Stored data
- - -
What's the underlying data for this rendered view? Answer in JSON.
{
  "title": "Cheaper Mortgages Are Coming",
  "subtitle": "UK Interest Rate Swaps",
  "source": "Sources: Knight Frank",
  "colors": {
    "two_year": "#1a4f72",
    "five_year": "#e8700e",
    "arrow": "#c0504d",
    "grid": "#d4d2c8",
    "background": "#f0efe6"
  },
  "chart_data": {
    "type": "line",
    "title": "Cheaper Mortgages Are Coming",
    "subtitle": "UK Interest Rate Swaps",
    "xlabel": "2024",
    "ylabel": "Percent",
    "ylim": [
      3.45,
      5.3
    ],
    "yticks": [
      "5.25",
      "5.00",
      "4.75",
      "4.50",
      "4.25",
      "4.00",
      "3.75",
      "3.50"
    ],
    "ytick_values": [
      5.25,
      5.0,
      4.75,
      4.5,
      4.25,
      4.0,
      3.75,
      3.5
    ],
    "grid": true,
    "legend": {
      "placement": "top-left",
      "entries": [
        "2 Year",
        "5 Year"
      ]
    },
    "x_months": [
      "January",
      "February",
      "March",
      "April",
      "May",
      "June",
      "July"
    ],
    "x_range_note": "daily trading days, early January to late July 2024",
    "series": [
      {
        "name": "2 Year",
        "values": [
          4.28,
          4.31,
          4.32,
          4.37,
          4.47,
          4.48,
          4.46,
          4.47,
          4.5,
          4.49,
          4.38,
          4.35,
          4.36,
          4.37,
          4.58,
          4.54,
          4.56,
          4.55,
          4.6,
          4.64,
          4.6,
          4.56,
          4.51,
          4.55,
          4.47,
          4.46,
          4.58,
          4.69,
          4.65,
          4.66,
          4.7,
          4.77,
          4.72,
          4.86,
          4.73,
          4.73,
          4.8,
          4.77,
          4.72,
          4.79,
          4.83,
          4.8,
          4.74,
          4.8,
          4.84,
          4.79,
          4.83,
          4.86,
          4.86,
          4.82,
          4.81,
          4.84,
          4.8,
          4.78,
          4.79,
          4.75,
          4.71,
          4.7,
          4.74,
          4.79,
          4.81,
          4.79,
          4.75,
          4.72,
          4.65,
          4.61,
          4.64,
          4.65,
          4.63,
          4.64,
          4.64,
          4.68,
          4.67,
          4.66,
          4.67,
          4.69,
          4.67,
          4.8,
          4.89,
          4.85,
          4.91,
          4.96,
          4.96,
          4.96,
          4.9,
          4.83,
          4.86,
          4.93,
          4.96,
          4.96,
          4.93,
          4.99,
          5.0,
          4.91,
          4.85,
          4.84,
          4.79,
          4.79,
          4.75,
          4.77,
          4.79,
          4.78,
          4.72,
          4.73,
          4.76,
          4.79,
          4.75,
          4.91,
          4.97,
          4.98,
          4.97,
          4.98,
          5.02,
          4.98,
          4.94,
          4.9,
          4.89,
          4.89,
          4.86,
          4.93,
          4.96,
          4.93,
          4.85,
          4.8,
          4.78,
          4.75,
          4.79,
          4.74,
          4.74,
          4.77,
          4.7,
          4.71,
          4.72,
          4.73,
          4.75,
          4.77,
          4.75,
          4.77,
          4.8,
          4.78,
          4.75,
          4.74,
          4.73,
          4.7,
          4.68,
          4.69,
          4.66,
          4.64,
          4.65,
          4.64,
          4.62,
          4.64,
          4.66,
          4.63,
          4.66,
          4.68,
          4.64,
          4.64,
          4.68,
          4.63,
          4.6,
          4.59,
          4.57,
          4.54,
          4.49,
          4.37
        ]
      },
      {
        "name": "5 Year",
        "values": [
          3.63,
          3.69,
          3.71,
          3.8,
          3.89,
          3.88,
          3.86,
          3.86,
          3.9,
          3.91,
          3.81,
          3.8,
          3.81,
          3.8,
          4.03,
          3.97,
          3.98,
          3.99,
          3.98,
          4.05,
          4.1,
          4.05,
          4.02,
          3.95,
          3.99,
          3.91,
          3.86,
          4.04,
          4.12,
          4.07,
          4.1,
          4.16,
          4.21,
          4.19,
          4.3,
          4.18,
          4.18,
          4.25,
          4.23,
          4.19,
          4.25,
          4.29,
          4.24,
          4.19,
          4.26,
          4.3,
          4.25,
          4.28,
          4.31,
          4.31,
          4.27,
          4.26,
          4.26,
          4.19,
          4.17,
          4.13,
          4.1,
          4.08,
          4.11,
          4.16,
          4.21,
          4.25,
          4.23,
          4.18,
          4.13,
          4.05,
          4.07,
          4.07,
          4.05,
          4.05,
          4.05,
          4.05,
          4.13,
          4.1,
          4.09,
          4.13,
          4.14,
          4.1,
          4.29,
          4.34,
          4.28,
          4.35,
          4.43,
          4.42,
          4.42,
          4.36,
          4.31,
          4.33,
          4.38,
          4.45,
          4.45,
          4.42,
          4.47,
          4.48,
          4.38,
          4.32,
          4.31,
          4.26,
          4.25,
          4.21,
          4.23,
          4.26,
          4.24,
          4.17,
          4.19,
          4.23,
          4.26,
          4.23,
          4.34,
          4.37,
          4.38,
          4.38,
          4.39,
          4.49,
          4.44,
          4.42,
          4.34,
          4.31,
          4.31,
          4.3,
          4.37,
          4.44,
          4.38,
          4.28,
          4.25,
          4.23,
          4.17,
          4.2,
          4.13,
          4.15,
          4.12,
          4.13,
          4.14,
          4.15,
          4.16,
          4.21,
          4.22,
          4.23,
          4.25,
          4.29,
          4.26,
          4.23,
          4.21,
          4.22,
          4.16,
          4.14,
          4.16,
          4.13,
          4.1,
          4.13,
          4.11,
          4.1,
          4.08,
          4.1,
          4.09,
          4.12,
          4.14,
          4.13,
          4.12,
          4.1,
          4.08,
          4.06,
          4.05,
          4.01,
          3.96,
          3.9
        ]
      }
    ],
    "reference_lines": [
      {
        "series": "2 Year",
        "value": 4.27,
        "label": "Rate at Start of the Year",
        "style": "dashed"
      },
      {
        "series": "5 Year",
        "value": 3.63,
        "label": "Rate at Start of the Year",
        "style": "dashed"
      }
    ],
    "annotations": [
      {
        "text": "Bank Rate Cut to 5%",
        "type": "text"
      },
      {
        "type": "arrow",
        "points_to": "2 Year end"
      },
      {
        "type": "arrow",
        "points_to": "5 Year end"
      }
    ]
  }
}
- - -
What to work on: Could you reproduce every record above exactly as it appears?

Output below:
What's the underlying data for this rendered view? Answer in JSON.
{
  "title": "Cheaper Mortgages Are Coming",
  "subtitle": "UK Interest Rate Swaps",
  "source": "Sources: Knight Frank",
  "colors": {
    "two_year": "#1a4f72",
    "five_year": "#e8700e",
    "arrow": "#c0504d",
    "grid": "#d4d2c8",
    "background": "#f0efe6"
  },
  "chart_data": {
    "type": "line",
    "title": "Cheaper Mortgages Are Coming",
    "subtitle": "UK Interest Rate Swaps",
    "xlabel": "2024",
    "ylabel": "Percent",
    "ylim": [
      3.45,
      5.3
    ],
    "yticks": [
      "5.25",
      "5.00",
      "4.75",
      "4.50",
      "4.25",
      "4.00",
      "3.75",
      "3.50"
    ],
    "ytick_values": [
      5.25,
      5.0,
      4.75,
      4.5,
      4.25,
      4.0,
      3.75,
      3.5
    ],
    "grid": true,
    "legend": {
      "placement": "top-left",
      "entries": [
        "2 Year",
        "5 Year"
      ]
    },
    "x_months": [
      "January",
      "February",
      "March",
      "April",
      "May",
      "June",
      "July"
    ],
    "x_range_note": "daily trading days, early January to late July 2024",
    "series": [
      {
        "name": "2 Year",
        "values": [
          4.28,
          4.31,
          4.32,
          4.37,
          4.47,
          4.48,
          4.46,
          4.47,
          4.5,
          4.49,
          4.38,
          4.35,
          4.36,
          4.37,
          4.58,
          4.54,
          4.56,
          4.55,
          4.6,
          4.64,
          4.6,
          4.56,
          4.51,
          4.55,
          4.47,
          4.46,
          4.58,
          4.69,
          4.65,
          4.66,
          4.7,
          4.77,
          4.72,
          4.86,
          4.73,
          4.73,
          4.8,
          4.77,
          4.72,
          4.79,
          4.83,
          4.8,
          4.74,
          4.8,
          4.84,
          4.79,
          4.83,
          4.86,
          4.86,
          4.82,
          4.81,
          4.84,
          4.8,
          4.78,
          4.79,
          4.75,
          4.71,
          4.7,
          4.74,
          4.79,
          4.81,
          4.79,
          4.75,
          4.72,
          4.65,
          4.61,
          4.64,
          4.65,
          4.63,
          4.64,
          4.64,
          4.68,
          4.67,
          4.66,
          4.67,
          4.69,
          4.67,
          4.8,
          4.89,
          4.85,
          4.91,
          4.96,
          4.96,
          4.96,
          4.9,
          4.83,
          4.86,
          4.93,
          4.96,
          4.96,
          4.93,
          4.99,
          5.0,
          4.91,
          4.85,
          4.84,
          4.79,
          4.79,
          4.75,
          4.77,
          4.79,
          4.78,
          4.72,
          4.73,
          4.76,
          4.79,
          4.75,
          4.91,
          4.97,
          4.98,
          4.97,
          4.98,
          5.02,
          4.98,
          4.94,
          4.9,
          4.89,
          4.89,
          4.86,
          4.93,
          4.96,
          4.93,
          4.85,
          4.8,
          4.78,
          4.75,
          4.79,
          4.74,
          4.74,
          4.77,
          4.7,
          4.71,
          4.72,
          4.73,
          4.75,
          4.77,
          4.75,
          4.77,
          4.8,
          4.78,
          4.75,
          4.74,
          4.73,
          4.7,
          4.68,
          4.69,
          4.66,
          4.64,
          4.65,
          4.64,
          4.62,
          4.64,
          4.66,
          4.63,
          4.66,
          4.68,
          4.64,
          4.64,
          4.68,
          4.63,
          4.6,
          4.59,
          4.57,
          4.54,
          4.49,
          4.37
        ]
      },
      {
        "name": "5 Year",
        "values": [
          3.63,
          3.69,
          3.71,
          3.8,
          3.89,
          3.88,
          3.86,
          3.86,
          3.9,
          3.91,
          3.81,
          3.8,
          3.81,
          3.8,
          4.03,
          3.97,
          3.98,
          3.99,
          3.98,
          4.05,
          4.1,
          4.05,
          4.02,
          3.95,
          3.99,
          3.91,
          3.86,
          4.04,
          4.12,
          4.07,
          4.1,
          4.16,
          4.21,
          4.19,
          4.3,
          4.18,
          4.18,
          4.25,
          4.23,
          4.19,
          4.25,
          4.29,
          4.24,
          4.19,
          4.26,
          4.3,
          4.25,
          4.28,
          4.31,
          4.31,
          4.27,
          4.26,
          4.26,
          4.19,
          4.17,
          4.13,
          4.1,
          4.08,
          4.11,
          4.16,
          4.21,
          4.25,
          4.23,
          4.18,
          4.13,
          4.05,
          4.07,
          4.07,
          4.05,
          4.05,
          4.05,
          4.05,
          4.13,
          4.1,
          4.09,
          4.13,
          4.14,
          4.1,
          4.29,
          4.34,
          4.28,
          4.35,
          4.43,
          4.42,
          4.42,
          4.36,
          4.31,
          4.33,
          4.38,
          4.45,
          4.45,
          4.42,
          4.47,
          4.48,
          4.38,
          4.32,
          4.31,
          4.26,
          4.25,
          4.21,
          4.23,
          4.26,
          4.24,
          4.17,
          4.19,
          4.23,
          4.26,
          4.23,
          4.34,
          4.37,
          4.38,
          4.38,
          4.39,
          4.49,
          4.44,
          4.42,
          4.34,
          4.31,
          4.31,
          4.3,
          4.37,
          4.44,
          4.38,
          4.28,
          4.25,
          4.23,
          4.17,
          4.2,
          4.13,
          4.15,
          4.12,
          4.13,
          4.14,
          4.15,
          4.16,
          4.21,
          4.22,
          4.23,
          4.25,
          4.29,
          4.26,
          4.23,
          4.21,
          4.22,
          4.16,
          4.14,
          4.16,
          4.13,
          4.1,
          4.13,
          4.11,
          4.1,
          4.08,
          4.1,
          4.09,
          4.12,
          4.14,
          4.13,
          4.12,
          4.1,
          4.08,
          4.06,
          4.05,
          4.01,
          3.96,
          3.9
        ]
      }
    ],
    "reference_lines": [
      {
        "series": "2 Year",
        "value": 4.27,
        "label": "Rate at Start of the Year",
        "style": "dashed"
      },
      {
        "series": "5 Year",
        "value": 3.63,
        "label": "Rate at Start of the Year",
        "style": "dashed"
      }
    ],
    "annotations": [
      {
        "text": "Bank Rate Cut to 5%",
        "type": "text"
      },
      {
        "type": "arrow",
        "points_to": "2 Year end"
      },
      {
        "type": "arrow",
        "points_to": "5 Year end"
      }
    ]
  }
}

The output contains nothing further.